_Problem_
Gather the lines that hold the string "事故发生后".

[Source data]
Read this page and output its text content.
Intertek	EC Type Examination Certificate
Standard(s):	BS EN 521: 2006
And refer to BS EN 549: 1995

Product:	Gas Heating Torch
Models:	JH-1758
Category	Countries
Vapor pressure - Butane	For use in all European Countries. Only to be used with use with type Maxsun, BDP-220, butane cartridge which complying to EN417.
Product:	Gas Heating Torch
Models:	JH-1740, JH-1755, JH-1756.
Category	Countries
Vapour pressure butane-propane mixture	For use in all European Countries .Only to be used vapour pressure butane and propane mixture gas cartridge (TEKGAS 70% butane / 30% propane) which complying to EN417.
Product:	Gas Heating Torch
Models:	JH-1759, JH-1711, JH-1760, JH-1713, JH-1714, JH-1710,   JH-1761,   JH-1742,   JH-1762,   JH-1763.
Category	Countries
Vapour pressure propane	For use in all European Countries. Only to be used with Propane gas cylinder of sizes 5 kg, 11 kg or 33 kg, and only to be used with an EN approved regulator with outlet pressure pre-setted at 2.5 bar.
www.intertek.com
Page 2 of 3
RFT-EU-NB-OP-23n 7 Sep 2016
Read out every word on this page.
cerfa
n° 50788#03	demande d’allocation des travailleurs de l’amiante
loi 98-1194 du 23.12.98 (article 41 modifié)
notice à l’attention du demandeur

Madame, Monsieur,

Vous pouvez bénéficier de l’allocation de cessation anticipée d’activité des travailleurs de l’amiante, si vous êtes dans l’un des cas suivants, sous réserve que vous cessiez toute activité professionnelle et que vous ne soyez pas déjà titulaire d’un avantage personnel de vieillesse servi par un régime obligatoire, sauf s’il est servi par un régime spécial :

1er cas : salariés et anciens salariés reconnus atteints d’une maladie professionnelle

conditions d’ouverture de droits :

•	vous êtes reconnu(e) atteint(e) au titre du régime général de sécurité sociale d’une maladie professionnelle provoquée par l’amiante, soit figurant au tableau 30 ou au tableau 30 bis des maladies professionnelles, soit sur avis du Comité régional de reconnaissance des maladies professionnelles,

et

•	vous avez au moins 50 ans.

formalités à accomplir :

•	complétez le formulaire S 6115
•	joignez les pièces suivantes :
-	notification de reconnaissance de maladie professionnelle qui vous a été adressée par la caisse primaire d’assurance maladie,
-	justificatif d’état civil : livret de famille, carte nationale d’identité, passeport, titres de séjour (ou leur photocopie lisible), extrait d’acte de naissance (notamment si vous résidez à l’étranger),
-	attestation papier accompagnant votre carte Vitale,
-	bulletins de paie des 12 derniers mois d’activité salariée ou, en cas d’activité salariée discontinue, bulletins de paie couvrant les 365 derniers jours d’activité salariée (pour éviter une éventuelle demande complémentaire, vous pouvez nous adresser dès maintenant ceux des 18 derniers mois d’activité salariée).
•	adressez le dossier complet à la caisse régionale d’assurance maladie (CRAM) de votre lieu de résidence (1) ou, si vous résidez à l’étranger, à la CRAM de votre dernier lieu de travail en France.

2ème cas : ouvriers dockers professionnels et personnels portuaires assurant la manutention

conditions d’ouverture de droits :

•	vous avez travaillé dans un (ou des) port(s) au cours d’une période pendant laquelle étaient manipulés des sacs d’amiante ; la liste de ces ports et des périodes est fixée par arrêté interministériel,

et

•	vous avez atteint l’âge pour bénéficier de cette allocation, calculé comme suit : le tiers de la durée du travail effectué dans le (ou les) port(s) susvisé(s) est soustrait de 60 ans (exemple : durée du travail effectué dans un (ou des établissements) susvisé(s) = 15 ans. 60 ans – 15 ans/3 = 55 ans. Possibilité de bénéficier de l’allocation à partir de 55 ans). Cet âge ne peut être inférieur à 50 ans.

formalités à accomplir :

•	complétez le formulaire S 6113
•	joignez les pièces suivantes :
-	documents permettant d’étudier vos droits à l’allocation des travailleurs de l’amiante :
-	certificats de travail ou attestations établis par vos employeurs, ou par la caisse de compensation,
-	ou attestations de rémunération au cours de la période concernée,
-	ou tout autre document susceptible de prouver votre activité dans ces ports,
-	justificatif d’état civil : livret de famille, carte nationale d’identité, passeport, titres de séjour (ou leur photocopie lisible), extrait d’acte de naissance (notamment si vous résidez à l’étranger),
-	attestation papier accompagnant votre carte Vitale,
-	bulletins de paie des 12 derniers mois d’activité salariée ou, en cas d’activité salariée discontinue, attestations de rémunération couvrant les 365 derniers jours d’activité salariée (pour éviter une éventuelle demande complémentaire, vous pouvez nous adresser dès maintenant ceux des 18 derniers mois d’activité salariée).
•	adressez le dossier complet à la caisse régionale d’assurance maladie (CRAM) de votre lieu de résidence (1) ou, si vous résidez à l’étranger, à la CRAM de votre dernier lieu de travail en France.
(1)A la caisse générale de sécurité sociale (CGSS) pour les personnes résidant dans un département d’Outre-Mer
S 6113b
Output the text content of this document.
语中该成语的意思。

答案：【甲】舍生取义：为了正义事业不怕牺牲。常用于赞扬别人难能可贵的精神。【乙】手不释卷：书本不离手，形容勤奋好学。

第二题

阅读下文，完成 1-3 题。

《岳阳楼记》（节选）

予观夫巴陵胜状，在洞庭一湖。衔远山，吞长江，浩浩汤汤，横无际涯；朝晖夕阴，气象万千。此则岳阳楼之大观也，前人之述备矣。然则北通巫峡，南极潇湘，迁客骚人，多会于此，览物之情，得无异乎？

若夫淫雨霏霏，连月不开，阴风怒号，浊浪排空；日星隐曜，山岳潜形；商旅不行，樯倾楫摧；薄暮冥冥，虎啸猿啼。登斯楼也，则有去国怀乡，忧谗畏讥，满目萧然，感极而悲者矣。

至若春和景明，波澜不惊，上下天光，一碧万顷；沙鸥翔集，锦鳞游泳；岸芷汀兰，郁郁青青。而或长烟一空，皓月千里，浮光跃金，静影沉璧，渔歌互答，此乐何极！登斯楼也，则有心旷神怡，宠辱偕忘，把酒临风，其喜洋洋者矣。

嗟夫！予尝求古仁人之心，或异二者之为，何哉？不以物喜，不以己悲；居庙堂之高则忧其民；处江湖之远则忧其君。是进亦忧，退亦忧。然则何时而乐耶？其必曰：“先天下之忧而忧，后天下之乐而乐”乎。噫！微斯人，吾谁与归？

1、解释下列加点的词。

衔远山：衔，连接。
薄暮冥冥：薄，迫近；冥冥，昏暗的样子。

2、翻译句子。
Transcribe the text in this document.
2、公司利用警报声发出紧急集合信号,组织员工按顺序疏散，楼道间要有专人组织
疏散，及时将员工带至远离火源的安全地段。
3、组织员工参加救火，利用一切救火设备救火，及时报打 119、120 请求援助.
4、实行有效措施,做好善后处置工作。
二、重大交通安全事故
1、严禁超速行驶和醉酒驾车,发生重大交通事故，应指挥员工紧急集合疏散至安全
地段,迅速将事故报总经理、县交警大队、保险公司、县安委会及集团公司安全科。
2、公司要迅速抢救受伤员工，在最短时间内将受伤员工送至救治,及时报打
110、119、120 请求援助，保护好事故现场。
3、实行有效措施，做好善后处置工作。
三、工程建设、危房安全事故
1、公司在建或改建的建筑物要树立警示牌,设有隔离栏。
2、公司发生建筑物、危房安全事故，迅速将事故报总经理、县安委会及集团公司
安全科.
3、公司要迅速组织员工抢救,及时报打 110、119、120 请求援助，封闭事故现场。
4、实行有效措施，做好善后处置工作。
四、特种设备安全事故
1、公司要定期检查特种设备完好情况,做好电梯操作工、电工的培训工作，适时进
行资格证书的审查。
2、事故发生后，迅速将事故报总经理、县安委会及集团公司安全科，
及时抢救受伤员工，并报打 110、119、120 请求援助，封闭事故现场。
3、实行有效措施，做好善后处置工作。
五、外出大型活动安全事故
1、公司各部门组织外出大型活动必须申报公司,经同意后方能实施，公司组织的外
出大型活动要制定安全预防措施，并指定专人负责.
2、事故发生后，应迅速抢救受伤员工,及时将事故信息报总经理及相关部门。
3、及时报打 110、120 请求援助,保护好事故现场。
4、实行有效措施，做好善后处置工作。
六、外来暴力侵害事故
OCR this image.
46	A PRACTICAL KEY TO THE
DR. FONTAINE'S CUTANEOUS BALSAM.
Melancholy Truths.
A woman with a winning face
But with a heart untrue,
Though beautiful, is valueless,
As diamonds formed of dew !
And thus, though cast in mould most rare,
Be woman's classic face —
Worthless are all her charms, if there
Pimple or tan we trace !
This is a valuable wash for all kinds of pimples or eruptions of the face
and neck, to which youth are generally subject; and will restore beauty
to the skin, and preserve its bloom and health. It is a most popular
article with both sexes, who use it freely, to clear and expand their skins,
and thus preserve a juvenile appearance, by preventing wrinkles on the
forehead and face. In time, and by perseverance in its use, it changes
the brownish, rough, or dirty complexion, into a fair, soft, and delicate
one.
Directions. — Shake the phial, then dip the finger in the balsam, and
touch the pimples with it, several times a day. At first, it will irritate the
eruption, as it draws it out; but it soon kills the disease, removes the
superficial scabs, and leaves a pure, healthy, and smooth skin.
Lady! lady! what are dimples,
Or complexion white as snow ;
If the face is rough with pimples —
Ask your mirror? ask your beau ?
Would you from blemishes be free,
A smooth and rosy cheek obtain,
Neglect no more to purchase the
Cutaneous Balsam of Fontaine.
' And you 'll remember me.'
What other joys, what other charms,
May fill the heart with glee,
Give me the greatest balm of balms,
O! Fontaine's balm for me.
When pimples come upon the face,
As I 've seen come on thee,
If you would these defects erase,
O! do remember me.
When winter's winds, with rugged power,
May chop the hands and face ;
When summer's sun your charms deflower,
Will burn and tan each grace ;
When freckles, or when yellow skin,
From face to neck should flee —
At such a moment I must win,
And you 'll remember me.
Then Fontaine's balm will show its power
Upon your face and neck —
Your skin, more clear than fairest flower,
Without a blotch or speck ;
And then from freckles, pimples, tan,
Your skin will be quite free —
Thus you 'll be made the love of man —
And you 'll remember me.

_Written solution_
2、事故发生后，迅速将事故报总经理、县安委会及集团公司安全科，
2、事故发生后，应迅速抢救受伤员工,及时将事故信息报总经理及相关部门。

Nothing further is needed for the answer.